Write out the whole listing, matching it exactly.

══ GIVEN RECORDS ══

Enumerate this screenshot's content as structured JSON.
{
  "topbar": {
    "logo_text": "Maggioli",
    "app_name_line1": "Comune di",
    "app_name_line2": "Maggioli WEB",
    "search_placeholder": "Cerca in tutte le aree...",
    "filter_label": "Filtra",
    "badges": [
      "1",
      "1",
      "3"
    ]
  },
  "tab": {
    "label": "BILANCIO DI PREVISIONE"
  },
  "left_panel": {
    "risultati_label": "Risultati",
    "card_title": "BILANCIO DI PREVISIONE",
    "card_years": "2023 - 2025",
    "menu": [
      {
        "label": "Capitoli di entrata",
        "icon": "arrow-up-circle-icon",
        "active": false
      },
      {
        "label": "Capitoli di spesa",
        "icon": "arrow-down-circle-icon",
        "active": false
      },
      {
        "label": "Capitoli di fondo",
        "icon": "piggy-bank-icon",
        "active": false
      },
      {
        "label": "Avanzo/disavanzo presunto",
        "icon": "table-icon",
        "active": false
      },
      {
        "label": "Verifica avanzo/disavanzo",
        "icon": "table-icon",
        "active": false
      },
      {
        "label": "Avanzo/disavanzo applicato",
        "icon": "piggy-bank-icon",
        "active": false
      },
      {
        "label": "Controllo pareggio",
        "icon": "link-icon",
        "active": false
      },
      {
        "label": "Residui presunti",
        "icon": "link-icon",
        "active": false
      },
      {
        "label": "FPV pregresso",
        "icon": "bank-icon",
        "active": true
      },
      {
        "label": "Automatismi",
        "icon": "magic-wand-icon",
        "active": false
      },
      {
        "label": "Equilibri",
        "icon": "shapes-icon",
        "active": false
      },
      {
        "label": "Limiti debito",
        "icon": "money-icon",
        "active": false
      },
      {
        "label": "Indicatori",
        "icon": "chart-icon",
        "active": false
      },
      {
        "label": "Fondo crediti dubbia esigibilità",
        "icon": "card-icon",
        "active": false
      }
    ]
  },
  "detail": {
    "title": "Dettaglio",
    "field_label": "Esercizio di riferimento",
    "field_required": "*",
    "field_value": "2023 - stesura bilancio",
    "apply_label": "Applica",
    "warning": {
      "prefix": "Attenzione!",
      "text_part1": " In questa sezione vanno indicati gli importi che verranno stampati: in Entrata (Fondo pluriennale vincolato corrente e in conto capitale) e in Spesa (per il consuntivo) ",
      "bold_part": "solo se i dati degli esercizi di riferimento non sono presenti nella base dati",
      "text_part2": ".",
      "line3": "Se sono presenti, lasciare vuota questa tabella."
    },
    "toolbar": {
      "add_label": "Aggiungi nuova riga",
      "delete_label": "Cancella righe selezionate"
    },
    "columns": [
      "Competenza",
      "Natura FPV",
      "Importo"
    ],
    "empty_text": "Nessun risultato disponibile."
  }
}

═══

FINAL RESULT:
Enumerate this screenshot's content as structured JSON.
{
  "topbar": {
    "logo_text": "Maggioli",
    "app_name_line1": "Comune di",
    "app_name_line2": "Maggioli WEB",
    "search_placeholder": "Cerca in tutte le aree...",
    "filter_label": "Filtra",
    "badges": [
      "1",
      "1",
      "3"
    ]
  },
  "tab": {
    "label": "BILANCIO DI PREVISIONE"
  },
  "left_panel": {
    "risultati_label": "Risultati",
    "card_title": "BILANCIO DI PREVISIONE",
    "card_years": "2023 - 2025",
    "menu": [
      {
        "label": "Capitoli di entrata",
        "icon": "arrow-up-circle-icon",
        "active": false
      },
      {
        "label": "Capitoli di spesa",
        "icon": "arrow-down-circle-icon",
        "active": false
      },
      {
        "label": "Capitoli di fondo",
        "icon": "piggy-bank-icon",
        "active": false
      },
      {
        "label": "Avanzo/disavanzo presunto",
        "icon": "table-icon",
        "active": false
      },
      {
        "label": "Verifica avanzo/disavanzo",
        "icon": "table-icon",
        "active": false
      },
      {
        "label": "Avanzo/disavanzo applicato",
        "icon": "piggy-bank-icon",
        "active": false
      },
      {
        "label": "Controllo pareggio",
        "icon": "link-icon",
        "active": false
      },
      {
        "label": "Residui presunti",
        "icon": "link-icon",
        "active": false
      },
      {
        "label": "FPV pregresso",
        "icon": "bank-icon",
        "active": true
      },
      {
        "label": "Automatismi",
        "icon": "magic-wand-icon",
        "active": false
      },
      {
        "label": "Equilibri",
        "icon": "shapes-icon",
        "active": false
      },
      {
        "label": "Limiti debito",
        "icon": "money-icon",
        "active": false
      },
      {
        "label": "Indicatori",
        "icon": "chart-icon",
        "active": false
      },
      {
        "label": "Fondo crediti dubbia esigibilità",
        "icon": "card-icon",
        "active": false
      }
    ]
  },
  "detail": {
    "title": "Dettaglio",
    "field_label": "Esercizio di riferimento",
    "field_required": "*",
    "field_value": "2023 - stesura bilancio",
    "apply_label": "Applica",
    "warning": {
      "prefix": "Attenzione!",
      "text_part1": " In questa sezione vanno indicati gli importi che verranno stampati: in Entrata (Fondo pluriennale vincolato corrente e in conto capitale) e in Spesa (per il consuntivo) ",
      "bold_part": "solo se i dati degli esercizi di riferimento non sono presenti nella base dati",
      "text_part2": ".",
      "line3": "Se sono presenti, lasciare vuota questa tabella."
    },
    "toolbar": {
      "add_label": "Aggiungi nuova riga",
      "delete_label": "Cancella righe selezionate"
    },
    "columns": [
      "Competenza",
      "Natura FPV",
      "Importo"
    ],
    "empty_text": "Nessun risultato disponibile."
  }
}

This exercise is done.